:: TASK REQUIREMENTS ::
Produce an exact transcription of the listing below, omitting the pictures.

:: DATA SECTION ::
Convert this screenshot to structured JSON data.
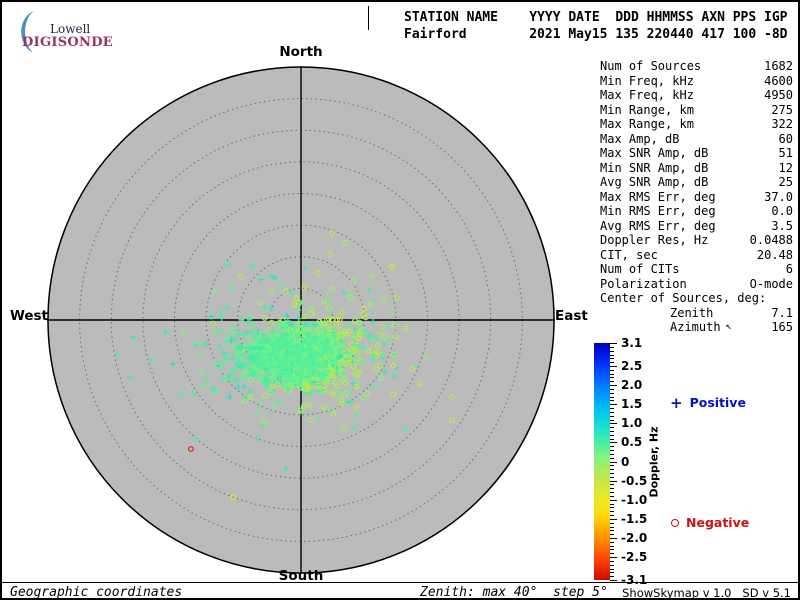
{
  "header": {
    "logo": {
      "line1": "Lowell",
      "line2": "DIGISONDE",
      "crescent_color": "#4a8fc0",
      "brand_color": "#9c3068",
      "text_color": "#22223a"
    },
    "columns_line": "STATION NAME    YYYY DATE  DDD HHMMSS AXN PPS IGP",
    "values_line": "Fairford        2021 May15 135 220440 417 100 -8D"
  },
  "compass": {
    "north": "North",
    "south": "South",
    "east": "East",
    "west": "West"
  },
  "stats": {
    "rows": [
      {
        "label": "Num of Sources",
        "value": "1682"
      },
      {
        "label": "Min Freq, kHz",
        "value": "4600"
      },
      {
        "label": "Max Freq, kHz",
        "value": "4950"
      },
      {
        "label": "Min Range, km",
        "value": "275"
      },
      {
        "label": "Max Range, km",
        "value": "322"
      },
      {
        "label": "Max Amp, dB",
        "value": "60"
      },
      {
        "label": "Max SNR Amp, dB",
        "value": "51"
      },
      {
        "label": "Min SNR Amp, dB",
        "value": "12"
      },
      {
        "label": "Avg SNR Amp, dB",
        "value": "25"
      },
      {
        "label": "Max RMS Err, deg",
        "value": "37.0"
      },
      {
        "label": "Min RMS Err, deg",
        "value": "0.0"
      },
      {
        "label": "Avg RMS Err, deg",
        "value": "3.5"
      },
      {
        "label": "Doppler Res, Hz",
        "value": "0.0488"
      },
      {
        "label": "CIT, sec",
        "value": "20.48"
      },
      {
        "label": "Num of CITs",
        "value": "6"
      },
      {
        "label": "Polarization",
        "value": "O-mode"
      },
      {
        "label": "Center of Sources, deg:",
        "value": ""
      },
      {
        "label": "Zenith",
        "value": "7.1",
        "indent": true
      },
      {
        "label": "Azimuth",
        "value": "165",
        "indent": true,
        "icon": "↖"
      }
    ]
  },
  "legend": {
    "positive_symbol": "+",
    "positive_label": "Positive",
    "positive_color": "#0011cc",
    "negative_label": "Negative",
    "negative_color": "#cc1111"
  },
  "colorbar": {
    "label": "Doppler, Hz",
    "max": 3.1,
    "min": -3.1,
    "ticks": [
      {
        "v": 3.1,
        "label": "3.1"
      },
      {
        "v": 2.5,
        "label": "2.5"
      },
      {
        "v": 2.0,
        "label": "2.0"
      },
      {
        "v": 1.5,
        "label": "1.5"
      },
      {
        "v": 1.0,
        "label": "1.0"
      },
      {
        "v": 0.5,
        "label": "0.5"
      },
      {
        "v": 0.0,
        "label": "0"
      },
      {
        "v": -0.5,
        "label": "-0.5"
      },
      {
        "v": -1.0,
        "label": "-1.0"
      },
      {
        "v": -1.5,
        "label": "-1.5"
      },
      {
        "v": -2.0,
        "label": "-2.0"
      },
      {
        "v": -2.5,
        "label": "-2.5"
      },
      {
        "v": -3.1,
        "label": "-3.1"
      }
    ],
    "stops": [
      {
        "v": 3.1,
        "c": "#0000bb"
      },
      {
        "v": 2.7,
        "c": "#0022ee"
      },
      {
        "v": 2.3,
        "c": "#0055ff"
      },
      {
        "v": 1.8,
        "c": "#0090ff"
      },
      {
        "v": 1.4,
        "c": "#00c0f0"
      },
      {
        "v": 1.0,
        "c": "#10dcd8"
      },
      {
        "v": 0.7,
        "c": "#30e8b8"
      },
      {
        "v": 0.4,
        "c": "#58f098"
      },
      {
        "v": 0.1,
        "c": "#84f480"
      },
      {
        "v": -0.2,
        "c": "#a8ec60"
      },
      {
        "v": -0.6,
        "c": "#cce840"
      },
      {
        "v": -1.0,
        "c": "#eee822"
      },
      {
        "v": -1.4,
        "c": "#ffd810"
      },
      {
        "v": -1.8,
        "c": "#ffaa00"
      },
      {
        "v": -2.2,
        "c": "#ff7700"
      },
      {
        "v": -2.6,
        "c": "#ff3c00"
      },
      {
        "v": -3.1,
        "c": "#cc0800"
      }
    ]
  },
  "footer": {
    "coords": "Geographic coordinates",
    "zenith_info": "Zenith: max 40°  step 5°",
    "version": "ShowSkymap v 1.0   SD v 5.1"
  },
  "chart_data": {
    "type": "scatter",
    "projection": "polar zenith-azimuth skymap",
    "zenith_max_deg": 40,
    "zenith_step_deg": 5,
    "num_sources": 1682,
    "center_of_sources": {
      "zenith_deg": 7.1,
      "azimuth_deg": 165
    },
    "plot_bg": "#bbbbbb",
    "ring_color": "#6e6e6e",
    "axis_color": "#000000",
    "positive_marker": "plus",
    "negative_marker": "circle",
    "seed": 20210515,
    "clusters": [
      {
        "name": "positive-dense",
        "marker": "plus",
        "n": 920,
        "center_east_deg": -1.6,
        "center_south_deg": 5.7,
        "sigma_east_deg": 4.2,
        "sigma_south_deg": 2.1,
        "doppler_mean_hz": 0.38,
        "doppler_sigma_hz": 0.13
      },
      {
        "name": "positive-sparse",
        "marker": "plus",
        "n": 200,
        "center_east_deg": -2.0,
        "center_south_deg": 5.0,
        "sigma_east_deg": 8.5,
        "sigma_south_deg": 4.8,
        "doppler_mean_hz": 0.5,
        "doppler_sigma_hz": 0.18
      },
      {
        "name": "negative-dense",
        "marker": "circle",
        "n": 420,
        "center_east_deg": 2.2,
        "center_south_deg": 5.8,
        "sigma_east_deg": 3.2,
        "sigma_south_deg": 2.6,
        "doppler_mean_hz": -0.27,
        "doppler_sigma_hz": 0.13
      },
      {
        "name": "negative-sparse",
        "marker": "circle",
        "n": 129,
        "center_east_deg": 5.5,
        "center_south_deg": 4.5,
        "sigma_east_deg": 7.5,
        "sigma_south_deg": 5.5,
        "doppler_mean_hz": -0.3,
        "doppler_sigma_hz": 0.2
      }
    ],
    "outliers": [
      {
        "east_deg": -17.4,
        "south_deg": 20.4,
        "marker": "circle",
        "doppler_hz": -2.9
      },
      {
        "east_deg": -10.7,
        "south_deg": 28.0,
        "marker": "circle",
        "doppler_hz": -1.1
      },
      {
        "east_deg": -16.6,
        "south_deg": 18.7,
        "marker": "plus",
        "doppler_hz": 0.5
      },
      {
        "east_deg": -29.1,
        "south_deg": 5.4,
        "marker": "plus",
        "doppler_hz": 0.5
      },
      {
        "east_deg": -27.2,
        "south_deg": 9.1,
        "marker": "plus",
        "doppler_hz": 0.55
      },
      {
        "east_deg": 23.9,
        "south_deg": 12.2,
        "marker": "circle",
        "doppler_hz": -0.3
      },
      {
        "east_deg": 16.4,
        "south_deg": 17.2,
        "marker": "plus",
        "doppler_hz": 0.45
      },
      {
        "east_deg": 4.9,
        "south_deg": -13.7,
        "marker": "circle",
        "doppler_hz": -0.3
      },
      {
        "east_deg": 7.0,
        "south_deg": -12.2,
        "marker": "circle",
        "doppler_hz": -0.25
      },
      {
        "east_deg": 4.6,
        "south_deg": -10.4,
        "marker": "circle",
        "doppler_hz": -0.35
      },
      {
        "east_deg": -11.7,
        "south_deg": -8.9,
        "marker": "plus",
        "doppler_hz": 0.5
      },
      {
        "east_deg": 0.6,
        "south_deg": -8.2,
        "marker": "plus",
        "doppler_hz": 0.55
      },
      {
        "east_deg": 15.2,
        "south_deg": -3.5,
        "marker": "circle",
        "doppler_hz": -0.3
      }
    ]
  }
}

:: SOLUTION FOR THIS EXERCISE ::
Convert this screenshot to structured JSON data.
{
  "header": {
    "logo": {
      "line1": "Lowell",
      "line2": "DIGISONDE",
      "crescent_color": "#4a8fc0",
      "brand_color": "#9c3068",
      "text_color": "#22223a"
    },
    "columns_line": "STATION NAME    YYYY DATE  DDD HHMMSS AXN PPS IGP",
    "values_line": "Fairford        2021 May15 135 220440 417 100 -8D"
  },
  "compass": {
    "north": "North",
    "south": "South",
    "east": "East",
    "west": "West"
  },
  "stats": {
    "rows": [
      {
        "label": "Num of Sources",
        "value": "1682"
      },
      {
        "label": "Min Freq, kHz",
        "value": "4600"
      },
      {
        "label": "Max Freq, kHz",
        "value": "4950"
      },
      {
        "label": "Min Range, km",
        "value": "275"
      },
      {
        "label": "Max Range, km",
        "value": "322"
      },
      {
        "label": "Max Amp, dB",
        "value": "60"
      },
      {
        "label": "Max SNR Amp, dB",
        "value": "51"
      },
      {
        "label": "Min SNR Amp, dB",
        "value": "12"
      },
      {
        "label": "Avg SNR Amp, dB",
        "value": "25"
      },
      {
        "label": "Max RMS Err, deg",
        "value": "37.0"
      },
      {
        "label": "Min RMS Err, deg",
        "value": "0.0"
      },
      {
        "label": "Avg RMS Err, deg",
        "value": "3.5"
      },
      {
        "label": "Doppler Res, Hz",
        "value": "0.0488"
      },
      {
        "label": "CIT, sec",
        "value": "20.48"
      },
      {
        "label": "Num of CITs",
        "value": "6"
      },
      {
        "label": "Polarization",
        "value": "O-mode"
      },
      {
        "label": "Center of Sources, deg:",
        "value": ""
      },
      {
        "label": "Zenith",
        "value": "7.1",
        "indent": true
      },
      {
        "label": "Azimuth",
        "value": "165",
        "indent": true,
        "icon": "↖"
      }
    ]
  },
  "legend": {
    "positive_symbol": "+",
    "positive_label": "Positive",
    "positive_color": "#0011cc",
    "negative_label": "Negative",
    "negative_color": "#cc1111"
  },
  "colorbar": {
    "label": "Doppler, Hz",
    "max": 3.1,
    "min": -3.1,
    "ticks": [
      {
        "v": 3.1,
        "label": "3.1"
      },
      {
        "v": 2.5,
        "label": "2.5"
      },
      {
        "v": 2.0,
        "label": "2.0"
      },
      {
        "v": 1.5,
        "label": "1.5"
      },
      {
        "v": 1.0,
        "label": "1.0"
      },
      {
        "v": 0.5,
        "label": "0.5"
      },
      {
        "v": 0.0,
        "label": "0"
      },
      {
        "v": -0.5,
        "label": "-0.5"
      },
      {
        "v": -1.0,
        "label": "-1.0"
      },
      {
        "v": -1.5,
        "label": "-1.5"
      },
      {
        "v": -2.0,
        "label": "-2.0"
      },
      {
        "v": -2.5,
        "label": "-2.5"
      },
      {
        "v": -3.1,
        "label": "-3.1"
      }
    ],
    "stops": [
      {
        "v": 3.1,
        "c": "#0000bb"
      },
      {
        "v": 2.7,
        "c": "#0022ee"
      },
      {
        "v": 2.3,
        "c": "#0055ff"
      },
      {
        "v": 1.8,
        "c": "#0090ff"
      },
      {
        "v": 1.4,
        "c": "#00c0f0"
      },
      {
        "v": 1.0,
        "c": "#10dcd8"
      },
      {
        "v": 0.7,
        "c": "#30e8b8"
      },
      {
        "v": 0.4,
        "c": "#58f098"
      },
      {
        "v": 0.1,
        "c": "#84f480"
      },
      {
        "v": -0.2,
        "c": "#a8ec60"
      },
      {
        "v": -0.6,
        "c": "#cce840"
      },
      {
        "v": -1.0,
        "c": "#eee822"
      },
      {
        "v": -1.4,
        "c": "#ffd810"
      },
      {
        "v": -1.8,
        "c": "#ffaa00"
      },
      {
        "v": -2.2,
        "c": "#ff7700"
      },
      {
        "v": -2.6,
        "c": "#ff3c00"
      },
      {
        "v": -3.1,
        "c": "#cc0800"
      }
    ]
  },
  "footer": {
    "coords": "Geographic coordinates",
    "zenith_info": "Zenith: max 40°  step 5°",
    "version": "ShowSkymap v 1.0   SD v 5.1"
  },
  "chart_data": {
    "type": "scatter",
    "projection": "polar zenith-azimuth skymap",
    "zenith_max_deg": 40,
    "zenith_step_deg": 5,
    "num_sources": 1682,
    "center_of_sources": {
      "zenith_deg": 7.1,
      "azimuth_deg": 165
    },
    "plot_bg": "#bbbbbb",
    "ring_color": "#6e6e6e",
    "axis_color": "#000000",
    "positive_marker": "plus",
    "negative_marker": "circle",
    "seed": 20210515,
    "clusters": [
      {
        "name": "positive-dense",
        "marker": "plus",
        "n": 920,
        "center_east_deg": -1.6,
        "center_south_deg": 5.7,
        "sigma_east_deg": 4.2,
        "sigma_south_deg": 2.1,
        "doppler_mean_hz": 0.38,
        "doppler_sigma_hz": 0.13
      },
      {
        "name": "positive-sparse",
        "marker": "plus",
        "n": 200,
        "center_east_deg": -2.0,
        "center_south_deg": 5.0,
        "sigma_east_deg": 8.5,
        "sigma_south_deg": 4.8,
        "doppler_mean_hz": 0.5,
        "doppler_sigma_hz": 0.18
      },
      {
        "name": "negative-dense",
        "marker": "circle",
        "n": 420,
        "center_east_deg": 2.2,
        "center_south_deg": 5.8,
        "sigma_east_deg": 3.2,
        "sigma_south_deg": 2.6,
        "doppler_mean_hz": -0.27,
        "doppler_sigma_hz": 0.13
      },
      {
        "name": "negative-sparse",
        "marker": "circle",
        "n": 129,
        "center_east_deg": 5.5,
        "center_south_deg": 4.5,
        "sigma_east_deg": 7.5,
        "sigma_south_deg": 5.5,
        "doppler_mean_hz": -0.3,
        "doppler_sigma_hz": 0.2
      }
    ],
    "outliers": [
      {
        "east_deg": -17.4,
        "south_deg": 20.4,
        "marker": "circle",
        "doppler_hz": -2.9
      },
      {
        "east_deg": -10.7,
        "south_deg": 28.0,
        "marker": "circle",
        "doppler_hz": -1.1
      },
      {
        "east_deg": -16.6,
        "south_deg": 18.7,
        "marker": "plus",
        "doppler_hz": 0.5
      },
      {
        "east_deg": -29.1,
        "south_deg": 5.4,
        "marker": "plus",
        "doppler_hz": 0.5
      },
      {
        "east_deg": -27.2,
        "south_deg": 9.1,
        "marker": "plus",
        "doppler_hz": 0.55
      },
      {
        "east_deg": 23.9,
        "south_deg": 12.2,
        "marker": "circle",
        "doppler_hz": -0.3
      },
      {
        "east_deg": 16.4,
        "south_deg": 17.2,
        "marker": "plus",
        "doppler_hz": 0.45
      },
      {
        "east_deg": 4.9,
        "south_deg": -13.7,
        "marker": "circle",
        "doppler_hz": -0.3
      },
      {
        "east_deg": 7.0,
        "south_deg": -12.2,
        "marker": "circle",
        "doppler_hz": -0.25
      },
      {
        "east_deg": 4.6,
        "south_deg": -10.4,
        "marker": "circle",
        "doppler_hz": -0.35
      },
      {
        "east_deg": -11.7,
        "south_deg": -8.9,
        "marker": "plus",
        "doppler_hz": 0.5
      },
      {
        "east_deg": 0.6,
        "south_deg": -8.2,
        "marker": "plus",
        "doppler_hz": 0.55
      },
      {
        "east_deg": 15.2,
        "south_deg": -3.5,
        "marker": "circle",
        "doppler_hz": -0.3
      }
    ]
  }
}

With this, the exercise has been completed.